_Given exercise_.
Of all the lines in these entries, how many contain the string "Reality"? Give only that count.

[Excerpts from a figure dataset]
○ ○ ○

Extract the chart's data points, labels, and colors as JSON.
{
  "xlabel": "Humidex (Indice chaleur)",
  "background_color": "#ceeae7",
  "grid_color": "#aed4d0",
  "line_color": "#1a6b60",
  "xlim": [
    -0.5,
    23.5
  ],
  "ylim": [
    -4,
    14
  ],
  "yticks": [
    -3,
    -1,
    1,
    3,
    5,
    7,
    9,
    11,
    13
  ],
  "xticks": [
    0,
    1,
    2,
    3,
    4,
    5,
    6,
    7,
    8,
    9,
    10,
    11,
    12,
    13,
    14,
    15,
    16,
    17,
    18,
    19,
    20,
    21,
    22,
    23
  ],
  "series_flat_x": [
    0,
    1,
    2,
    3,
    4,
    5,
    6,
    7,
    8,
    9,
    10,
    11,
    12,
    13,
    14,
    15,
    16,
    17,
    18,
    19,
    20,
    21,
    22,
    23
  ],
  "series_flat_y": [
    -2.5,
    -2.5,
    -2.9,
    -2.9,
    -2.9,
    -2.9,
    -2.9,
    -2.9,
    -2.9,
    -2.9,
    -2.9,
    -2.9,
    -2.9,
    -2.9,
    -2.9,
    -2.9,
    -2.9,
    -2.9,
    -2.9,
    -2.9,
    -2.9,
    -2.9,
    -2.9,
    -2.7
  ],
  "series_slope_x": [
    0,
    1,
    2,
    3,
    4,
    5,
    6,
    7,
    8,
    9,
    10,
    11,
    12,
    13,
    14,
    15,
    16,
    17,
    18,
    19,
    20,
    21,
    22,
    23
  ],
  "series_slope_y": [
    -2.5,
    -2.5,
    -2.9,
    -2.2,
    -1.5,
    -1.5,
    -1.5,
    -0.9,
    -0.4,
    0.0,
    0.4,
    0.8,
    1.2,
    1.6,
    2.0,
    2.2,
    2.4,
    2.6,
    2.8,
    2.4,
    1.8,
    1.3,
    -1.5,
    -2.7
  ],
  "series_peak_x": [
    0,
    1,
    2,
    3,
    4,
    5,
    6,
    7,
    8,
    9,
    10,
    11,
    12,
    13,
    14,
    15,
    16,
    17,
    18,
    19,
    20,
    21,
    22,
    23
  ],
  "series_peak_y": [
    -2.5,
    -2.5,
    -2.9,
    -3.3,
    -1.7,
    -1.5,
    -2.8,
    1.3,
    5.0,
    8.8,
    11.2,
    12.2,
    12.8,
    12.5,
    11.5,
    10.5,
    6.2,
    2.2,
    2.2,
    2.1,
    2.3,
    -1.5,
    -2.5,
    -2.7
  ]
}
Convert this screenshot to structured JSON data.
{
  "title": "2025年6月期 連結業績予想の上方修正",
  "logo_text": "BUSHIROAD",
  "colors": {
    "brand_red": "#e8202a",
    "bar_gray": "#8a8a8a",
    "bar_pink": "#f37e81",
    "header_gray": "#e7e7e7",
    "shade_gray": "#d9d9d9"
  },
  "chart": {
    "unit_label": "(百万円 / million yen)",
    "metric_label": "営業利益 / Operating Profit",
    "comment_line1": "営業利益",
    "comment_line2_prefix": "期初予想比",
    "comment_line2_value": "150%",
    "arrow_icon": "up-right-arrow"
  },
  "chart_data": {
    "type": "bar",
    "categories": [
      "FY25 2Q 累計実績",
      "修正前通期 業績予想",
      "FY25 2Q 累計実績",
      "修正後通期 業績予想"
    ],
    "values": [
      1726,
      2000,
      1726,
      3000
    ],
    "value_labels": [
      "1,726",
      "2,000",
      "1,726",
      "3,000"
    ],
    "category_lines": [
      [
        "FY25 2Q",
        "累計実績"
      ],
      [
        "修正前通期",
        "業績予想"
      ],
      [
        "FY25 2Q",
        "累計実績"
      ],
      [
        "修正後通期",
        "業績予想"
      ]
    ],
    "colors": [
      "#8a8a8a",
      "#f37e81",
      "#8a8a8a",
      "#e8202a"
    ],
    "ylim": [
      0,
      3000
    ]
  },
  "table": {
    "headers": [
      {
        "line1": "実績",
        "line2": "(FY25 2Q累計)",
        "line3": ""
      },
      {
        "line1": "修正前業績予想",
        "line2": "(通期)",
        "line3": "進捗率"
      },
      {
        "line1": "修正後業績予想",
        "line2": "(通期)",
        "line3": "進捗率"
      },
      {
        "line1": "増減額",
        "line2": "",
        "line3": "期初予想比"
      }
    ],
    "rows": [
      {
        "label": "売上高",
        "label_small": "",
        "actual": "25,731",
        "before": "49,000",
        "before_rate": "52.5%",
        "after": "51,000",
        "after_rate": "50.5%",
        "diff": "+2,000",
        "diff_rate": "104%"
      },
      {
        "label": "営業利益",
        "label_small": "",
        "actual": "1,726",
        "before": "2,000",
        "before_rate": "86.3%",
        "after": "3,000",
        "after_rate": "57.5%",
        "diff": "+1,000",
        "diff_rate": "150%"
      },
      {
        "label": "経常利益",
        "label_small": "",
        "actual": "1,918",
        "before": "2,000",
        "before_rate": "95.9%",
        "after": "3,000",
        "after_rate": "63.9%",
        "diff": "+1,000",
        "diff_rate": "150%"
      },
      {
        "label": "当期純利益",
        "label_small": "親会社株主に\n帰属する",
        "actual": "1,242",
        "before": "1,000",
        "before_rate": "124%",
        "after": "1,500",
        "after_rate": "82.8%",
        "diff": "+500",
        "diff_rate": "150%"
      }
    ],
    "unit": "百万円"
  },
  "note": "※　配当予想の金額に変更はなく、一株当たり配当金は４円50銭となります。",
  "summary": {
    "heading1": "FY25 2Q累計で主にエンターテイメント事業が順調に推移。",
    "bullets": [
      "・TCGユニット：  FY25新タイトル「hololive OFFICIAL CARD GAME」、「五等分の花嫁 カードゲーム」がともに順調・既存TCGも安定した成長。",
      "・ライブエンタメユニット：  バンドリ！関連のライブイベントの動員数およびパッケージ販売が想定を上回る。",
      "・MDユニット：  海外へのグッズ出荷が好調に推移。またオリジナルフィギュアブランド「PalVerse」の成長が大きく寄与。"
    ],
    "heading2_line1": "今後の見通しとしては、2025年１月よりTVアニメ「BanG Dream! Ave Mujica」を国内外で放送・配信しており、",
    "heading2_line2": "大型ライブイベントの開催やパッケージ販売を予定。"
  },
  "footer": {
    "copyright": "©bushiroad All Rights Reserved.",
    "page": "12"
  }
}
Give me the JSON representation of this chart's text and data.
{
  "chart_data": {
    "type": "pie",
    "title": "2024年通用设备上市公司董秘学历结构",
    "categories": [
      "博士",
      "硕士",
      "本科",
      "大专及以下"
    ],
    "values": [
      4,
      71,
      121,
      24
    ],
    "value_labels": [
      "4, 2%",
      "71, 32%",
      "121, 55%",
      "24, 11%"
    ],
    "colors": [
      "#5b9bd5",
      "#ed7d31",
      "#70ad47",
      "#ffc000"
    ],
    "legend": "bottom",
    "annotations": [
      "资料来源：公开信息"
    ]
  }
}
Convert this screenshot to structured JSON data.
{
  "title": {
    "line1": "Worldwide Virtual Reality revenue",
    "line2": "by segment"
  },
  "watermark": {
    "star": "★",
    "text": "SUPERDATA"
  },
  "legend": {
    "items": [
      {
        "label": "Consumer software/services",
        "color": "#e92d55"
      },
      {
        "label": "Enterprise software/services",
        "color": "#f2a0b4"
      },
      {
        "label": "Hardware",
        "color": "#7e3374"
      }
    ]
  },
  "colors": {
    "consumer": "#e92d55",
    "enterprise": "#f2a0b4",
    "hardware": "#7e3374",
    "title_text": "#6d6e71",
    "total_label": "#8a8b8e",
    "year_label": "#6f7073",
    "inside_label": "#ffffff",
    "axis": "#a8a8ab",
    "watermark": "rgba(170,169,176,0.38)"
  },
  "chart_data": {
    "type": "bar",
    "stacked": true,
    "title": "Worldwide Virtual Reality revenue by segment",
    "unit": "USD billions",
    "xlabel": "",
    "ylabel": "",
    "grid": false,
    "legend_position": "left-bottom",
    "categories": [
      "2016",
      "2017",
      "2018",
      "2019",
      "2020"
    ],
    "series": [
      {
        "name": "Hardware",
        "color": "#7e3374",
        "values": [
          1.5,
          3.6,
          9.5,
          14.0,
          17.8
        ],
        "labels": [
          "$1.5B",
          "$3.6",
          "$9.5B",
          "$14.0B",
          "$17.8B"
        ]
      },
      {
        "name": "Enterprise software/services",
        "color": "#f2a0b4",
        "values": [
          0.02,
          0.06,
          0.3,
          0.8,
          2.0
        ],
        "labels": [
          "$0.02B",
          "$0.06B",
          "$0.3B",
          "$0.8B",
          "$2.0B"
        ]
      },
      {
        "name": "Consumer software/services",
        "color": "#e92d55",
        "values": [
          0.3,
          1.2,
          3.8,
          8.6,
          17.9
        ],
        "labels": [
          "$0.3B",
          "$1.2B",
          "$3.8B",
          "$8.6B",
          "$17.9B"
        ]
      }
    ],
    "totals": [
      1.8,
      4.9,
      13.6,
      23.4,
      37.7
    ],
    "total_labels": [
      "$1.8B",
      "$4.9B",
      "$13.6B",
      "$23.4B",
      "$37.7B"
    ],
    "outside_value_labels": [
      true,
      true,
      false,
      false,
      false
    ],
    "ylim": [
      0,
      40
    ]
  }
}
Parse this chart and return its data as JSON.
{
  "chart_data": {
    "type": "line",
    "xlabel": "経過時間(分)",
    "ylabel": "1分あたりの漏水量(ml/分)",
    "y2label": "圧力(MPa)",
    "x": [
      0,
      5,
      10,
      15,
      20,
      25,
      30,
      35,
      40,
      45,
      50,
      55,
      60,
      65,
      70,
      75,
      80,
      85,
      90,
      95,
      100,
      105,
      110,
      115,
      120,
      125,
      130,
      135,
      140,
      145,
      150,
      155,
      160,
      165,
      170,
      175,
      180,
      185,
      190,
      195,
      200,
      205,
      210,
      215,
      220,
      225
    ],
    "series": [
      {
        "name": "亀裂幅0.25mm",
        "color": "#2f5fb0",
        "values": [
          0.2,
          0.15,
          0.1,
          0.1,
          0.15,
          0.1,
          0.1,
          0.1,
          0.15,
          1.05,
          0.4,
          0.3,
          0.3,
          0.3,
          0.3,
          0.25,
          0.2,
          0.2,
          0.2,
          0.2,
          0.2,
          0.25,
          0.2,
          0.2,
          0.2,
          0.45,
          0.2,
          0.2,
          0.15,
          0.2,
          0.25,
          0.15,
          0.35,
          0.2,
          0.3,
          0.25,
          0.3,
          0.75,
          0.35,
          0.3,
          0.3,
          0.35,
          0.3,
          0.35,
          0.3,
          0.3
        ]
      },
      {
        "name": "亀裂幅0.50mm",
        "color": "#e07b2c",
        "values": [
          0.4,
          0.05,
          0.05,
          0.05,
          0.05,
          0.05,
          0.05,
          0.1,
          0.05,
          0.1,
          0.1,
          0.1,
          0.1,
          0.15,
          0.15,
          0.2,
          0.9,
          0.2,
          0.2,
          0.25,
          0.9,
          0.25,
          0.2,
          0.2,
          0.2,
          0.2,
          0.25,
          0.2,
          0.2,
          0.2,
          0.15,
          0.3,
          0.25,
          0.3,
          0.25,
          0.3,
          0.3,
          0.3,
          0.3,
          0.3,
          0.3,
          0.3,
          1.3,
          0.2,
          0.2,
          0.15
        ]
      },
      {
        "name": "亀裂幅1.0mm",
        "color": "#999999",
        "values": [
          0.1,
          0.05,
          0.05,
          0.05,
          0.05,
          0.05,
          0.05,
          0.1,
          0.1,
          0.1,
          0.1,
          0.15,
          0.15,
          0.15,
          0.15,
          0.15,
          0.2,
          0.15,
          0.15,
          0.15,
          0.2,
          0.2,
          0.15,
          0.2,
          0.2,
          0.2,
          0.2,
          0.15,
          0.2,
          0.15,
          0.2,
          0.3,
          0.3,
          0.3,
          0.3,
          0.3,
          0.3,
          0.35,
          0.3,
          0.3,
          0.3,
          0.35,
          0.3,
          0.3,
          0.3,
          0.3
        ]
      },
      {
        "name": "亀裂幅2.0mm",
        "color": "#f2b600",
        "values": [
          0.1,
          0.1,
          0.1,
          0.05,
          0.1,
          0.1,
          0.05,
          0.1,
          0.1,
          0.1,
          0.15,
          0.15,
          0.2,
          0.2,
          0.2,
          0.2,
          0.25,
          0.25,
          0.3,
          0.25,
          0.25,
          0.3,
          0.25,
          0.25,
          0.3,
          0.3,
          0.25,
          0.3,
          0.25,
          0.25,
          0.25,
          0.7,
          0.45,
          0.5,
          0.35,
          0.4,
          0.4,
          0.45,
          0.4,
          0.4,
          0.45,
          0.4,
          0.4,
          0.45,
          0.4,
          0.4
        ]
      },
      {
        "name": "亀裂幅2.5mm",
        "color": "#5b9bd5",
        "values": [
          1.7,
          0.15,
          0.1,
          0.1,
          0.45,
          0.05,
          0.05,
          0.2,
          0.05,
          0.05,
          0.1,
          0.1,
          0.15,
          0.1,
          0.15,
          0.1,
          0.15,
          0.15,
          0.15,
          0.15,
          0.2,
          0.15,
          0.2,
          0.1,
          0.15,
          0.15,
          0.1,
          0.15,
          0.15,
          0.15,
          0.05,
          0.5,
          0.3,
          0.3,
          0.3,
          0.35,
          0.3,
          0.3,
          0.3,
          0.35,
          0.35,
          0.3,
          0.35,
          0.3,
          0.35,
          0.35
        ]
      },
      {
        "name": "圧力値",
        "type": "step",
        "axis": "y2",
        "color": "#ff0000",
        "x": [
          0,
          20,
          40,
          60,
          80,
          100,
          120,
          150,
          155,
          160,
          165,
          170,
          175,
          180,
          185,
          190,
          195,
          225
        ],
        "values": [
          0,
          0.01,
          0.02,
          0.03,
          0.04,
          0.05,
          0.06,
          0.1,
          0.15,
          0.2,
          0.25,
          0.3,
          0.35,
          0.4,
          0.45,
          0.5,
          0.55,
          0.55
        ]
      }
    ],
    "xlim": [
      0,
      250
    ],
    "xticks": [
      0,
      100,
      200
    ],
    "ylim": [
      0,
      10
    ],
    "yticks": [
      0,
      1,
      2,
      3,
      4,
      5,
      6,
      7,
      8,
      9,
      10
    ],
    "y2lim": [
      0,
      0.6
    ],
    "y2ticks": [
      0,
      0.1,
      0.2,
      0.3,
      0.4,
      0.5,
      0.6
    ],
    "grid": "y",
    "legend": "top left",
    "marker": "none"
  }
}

○ ○ ○

_Final answer_.
2